__DATASET RECORDS__.
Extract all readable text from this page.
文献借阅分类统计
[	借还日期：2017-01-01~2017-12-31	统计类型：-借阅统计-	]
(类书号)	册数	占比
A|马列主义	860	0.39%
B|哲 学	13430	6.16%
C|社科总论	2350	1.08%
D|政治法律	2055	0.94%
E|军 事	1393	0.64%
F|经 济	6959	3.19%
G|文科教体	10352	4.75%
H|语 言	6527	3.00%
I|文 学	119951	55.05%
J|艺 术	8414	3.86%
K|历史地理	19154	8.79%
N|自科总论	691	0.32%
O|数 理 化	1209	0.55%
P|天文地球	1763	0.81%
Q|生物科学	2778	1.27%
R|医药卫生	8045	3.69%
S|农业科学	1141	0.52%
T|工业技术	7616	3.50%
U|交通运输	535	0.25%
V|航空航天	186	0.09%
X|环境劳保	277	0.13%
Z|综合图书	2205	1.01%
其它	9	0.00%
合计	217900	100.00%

__AIM OF THE TASK__.
Extract all the material, leaving every line as it is.

__SOLUTION__.
Extract all readable text from this page.
文献借阅分类统计
[	借还日期：2017-01-01~2017-12-31	统计类型：-借阅统计-	]
(类书号)	册数	占比
A|马列主义	860	0.39%
B|哲 学	13430	6.16%
C|社科总论	2350	1.08%
D|政治法律	2055	0.94%
E|军 事	1393	0.64%
F|经 济	6959	3.19%
G|文科教体	10352	4.75%
H|语 言	6527	3.00%
I|文 学	119951	55.05%
J|艺 术	8414	3.86%
K|历史地理	19154	8.79%
N|自科总论	691	0.32%
O|数 理 化	1209	0.55%
P|天文地球	1763	0.81%
Q|生物科学	2778	1.27%
R|医药卫生	8045	3.69%
S|农业科学	1141	0.52%
T|工业技术	7616	3.50%
U|交通运输	535	0.25%
V|航空航天	186	0.09%
X|环境劳保	277	0.13%
Z|综合图书	2205	1.01%
其它	9	0.00%
合计	217900	100.00%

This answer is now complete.